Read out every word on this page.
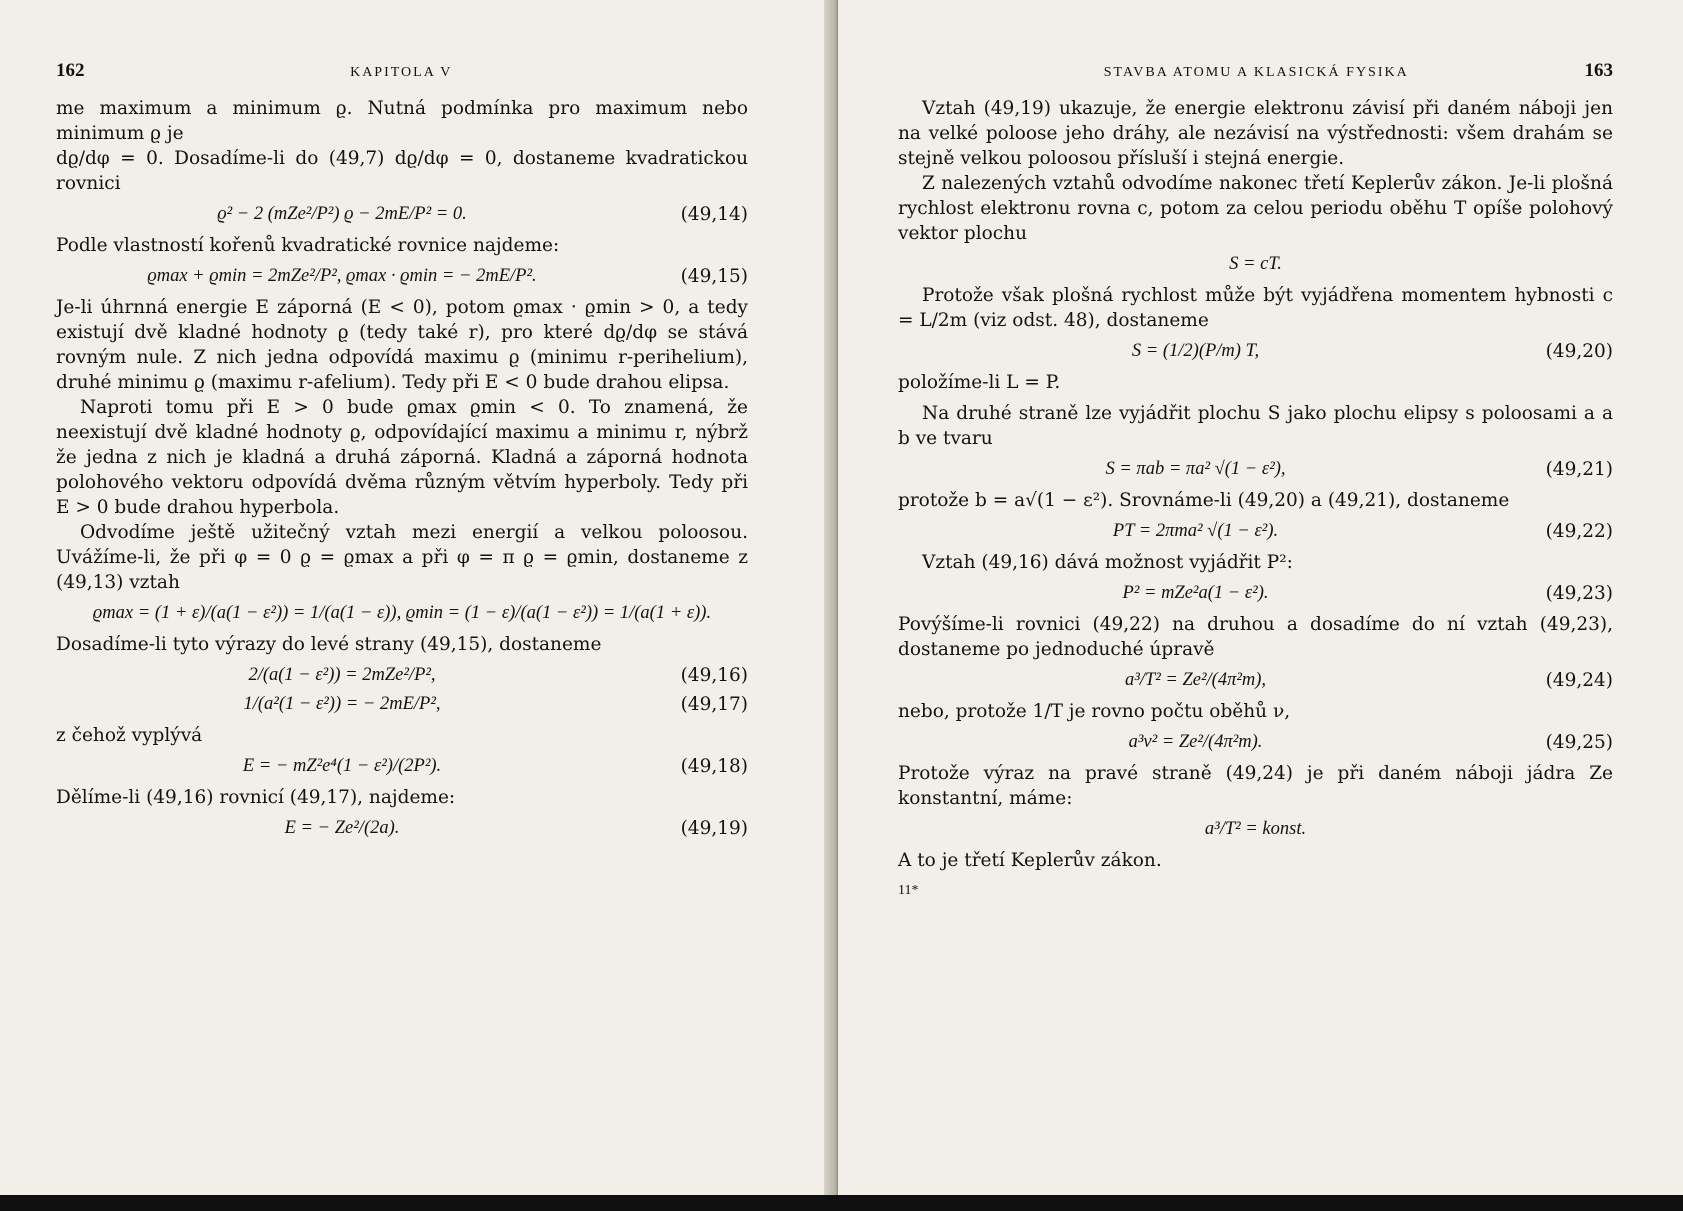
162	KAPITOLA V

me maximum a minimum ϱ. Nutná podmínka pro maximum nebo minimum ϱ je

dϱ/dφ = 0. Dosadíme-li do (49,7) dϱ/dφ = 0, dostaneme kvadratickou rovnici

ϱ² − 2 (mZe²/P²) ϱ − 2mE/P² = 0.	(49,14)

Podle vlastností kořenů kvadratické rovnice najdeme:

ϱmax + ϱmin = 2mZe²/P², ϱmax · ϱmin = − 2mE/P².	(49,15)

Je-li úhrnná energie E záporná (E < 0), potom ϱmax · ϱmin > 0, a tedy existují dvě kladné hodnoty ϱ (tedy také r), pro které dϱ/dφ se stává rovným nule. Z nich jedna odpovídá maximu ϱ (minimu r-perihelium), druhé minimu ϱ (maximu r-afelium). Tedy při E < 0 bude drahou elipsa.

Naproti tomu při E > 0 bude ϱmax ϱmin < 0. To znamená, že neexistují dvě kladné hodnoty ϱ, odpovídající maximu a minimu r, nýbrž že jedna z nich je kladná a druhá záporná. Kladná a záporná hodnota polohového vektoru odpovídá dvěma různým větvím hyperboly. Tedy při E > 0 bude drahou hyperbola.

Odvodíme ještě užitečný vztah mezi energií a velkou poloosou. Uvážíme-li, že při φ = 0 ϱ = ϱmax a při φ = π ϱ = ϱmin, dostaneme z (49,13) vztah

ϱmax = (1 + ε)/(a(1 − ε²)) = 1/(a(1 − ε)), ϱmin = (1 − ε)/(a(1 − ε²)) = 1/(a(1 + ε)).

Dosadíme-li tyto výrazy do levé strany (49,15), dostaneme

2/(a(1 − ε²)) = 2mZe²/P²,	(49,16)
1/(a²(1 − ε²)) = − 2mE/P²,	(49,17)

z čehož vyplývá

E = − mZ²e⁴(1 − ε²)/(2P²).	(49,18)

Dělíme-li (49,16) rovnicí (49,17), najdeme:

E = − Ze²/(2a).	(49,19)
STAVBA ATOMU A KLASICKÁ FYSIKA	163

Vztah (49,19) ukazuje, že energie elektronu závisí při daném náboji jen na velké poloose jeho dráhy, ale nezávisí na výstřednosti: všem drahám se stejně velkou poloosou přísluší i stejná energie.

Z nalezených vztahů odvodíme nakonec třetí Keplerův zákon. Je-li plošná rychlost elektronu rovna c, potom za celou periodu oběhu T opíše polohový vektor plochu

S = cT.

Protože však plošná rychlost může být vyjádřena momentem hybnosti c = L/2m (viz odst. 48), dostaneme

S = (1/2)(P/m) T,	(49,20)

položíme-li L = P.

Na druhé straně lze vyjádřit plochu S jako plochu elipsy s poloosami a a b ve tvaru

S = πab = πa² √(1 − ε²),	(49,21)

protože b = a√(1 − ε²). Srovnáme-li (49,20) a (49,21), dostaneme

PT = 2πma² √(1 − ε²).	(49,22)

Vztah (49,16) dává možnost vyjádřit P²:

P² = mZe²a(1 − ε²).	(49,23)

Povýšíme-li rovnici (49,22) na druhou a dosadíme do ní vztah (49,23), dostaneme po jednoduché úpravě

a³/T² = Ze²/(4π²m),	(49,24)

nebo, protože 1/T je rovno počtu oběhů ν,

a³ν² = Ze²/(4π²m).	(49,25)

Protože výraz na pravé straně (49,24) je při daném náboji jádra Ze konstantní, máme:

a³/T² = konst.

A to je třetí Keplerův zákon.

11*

● **The exercise**
Transcribe the records word for word and include no pictures.

● **The output**
Read out every word on this page.
162	KAPITOLA V

me maximum a minimum ϱ. Nutná podmínka pro maximum nebo minimum ϱ je

dϱ/dφ = 0. Dosadíme-li do (49,7) dϱ/dφ = 0, dostaneme kvadratickou rovnici

ϱ² − 2 (mZe²/P²) ϱ − 2mE/P² = 0.	(49,14)

Podle vlastností kořenů kvadratické rovnice najdeme:

ϱmax + ϱmin = 2mZe²/P², ϱmax · ϱmin = − 2mE/P².	(49,15)

Je-li úhrnná energie E záporná (E < 0), potom ϱmax · ϱmin > 0, a tedy existují dvě kladné hodnoty ϱ (tedy také r), pro které dϱ/dφ se stává rovným nule. Z nich jedna odpovídá maximu ϱ (minimu r-perihelium), druhé minimu ϱ (maximu r-afelium). Tedy při E < 0 bude drahou elipsa.

Naproti tomu při E > 0 bude ϱmax ϱmin < 0. To znamená, že neexistují dvě kladné hodnoty ϱ, odpovídající maximu a minimu r, nýbrž že jedna z nich je kladná a druhá záporná. Kladná a záporná hodnota polohového vektoru odpovídá dvěma různým větvím hyperboly. Tedy při E > 0 bude drahou hyperbola.

Odvodíme ještě užitečný vztah mezi energií a velkou poloosou. Uvážíme-li, že při φ = 0 ϱ = ϱmax a při φ = π ϱ = ϱmin, dostaneme z (49,13) vztah

ϱmax = (1 + ε)/(a(1 − ε²)) = 1/(a(1 − ε)), ϱmin = (1 − ε)/(a(1 − ε²)) = 1/(a(1 + ε)).

Dosadíme-li tyto výrazy do levé strany (49,15), dostaneme

2/(a(1 − ε²)) = 2mZe²/P²,	(49,16)
1/(a²(1 − ε²)) = − 2mE/P²,	(49,17)

z čehož vyplývá

E = − mZ²e⁴(1 − ε²)/(2P²).	(49,18)

Dělíme-li (49,16) rovnicí (49,17), najdeme:

E = − Ze²/(2a).	(49,19)
STAVBA ATOMU A KLASICKÁ FYSIKA	163

Vztah (49,19) ukazuje, že energie elektronu závisí při daném náboji jen na velké poloose jeho dráhy, ale nezávisí na výstřednosti: všem drahám se stejně velkou poloosou přísluší i stejná energie.

Z nalezených vztahů odvodíme nakonec třetí Keplerův zákon. Je-li plošná rychlost elektronu rovna c, potom za celou periodu oběhu T opíše polohový vektor plochu

S = cT.

Protože však plošná rychlost může být vyjádřena momentem hybnosti c = L/2m (viz odst. 48), dostaneme

S = (1/2)(P/m) T,	(49,20)

položíme-li L = P.

Na druhé straně lze vyjádřit plochu S jako plochu elipsy s poloosami a a b ve tvaru

S = πab = πa² √(1 − ε²),	(49,21)

protože b = a√(1 − ε²). Srovnáme-li (49,20) a (49,21), dostaneme

PT = 2πma² √(1 − ε²).	(49,22)

Vztah (49,16) dává možnost vyjádřit P²:

P² = mZe²a(1 − ε²).	(49,23)

Povýšíme-li rovnici (49,22) na druhou a dosadíme do ní vztah (49,23), dostaneme po jednoduché úpravě

a³/T² = Ze²/(4π²m),	(49,24)

nebo, protože 1/T je rovno počtu oběhů ν,

a³ν² = Ze²/(4π²m).	(49,25)

Protože výraz na pravé straně (49,24) je při daném náboji jádra Ze konstantní, máme:

a³/T² = konst.

A to je třetí Keplerův zákon.

11*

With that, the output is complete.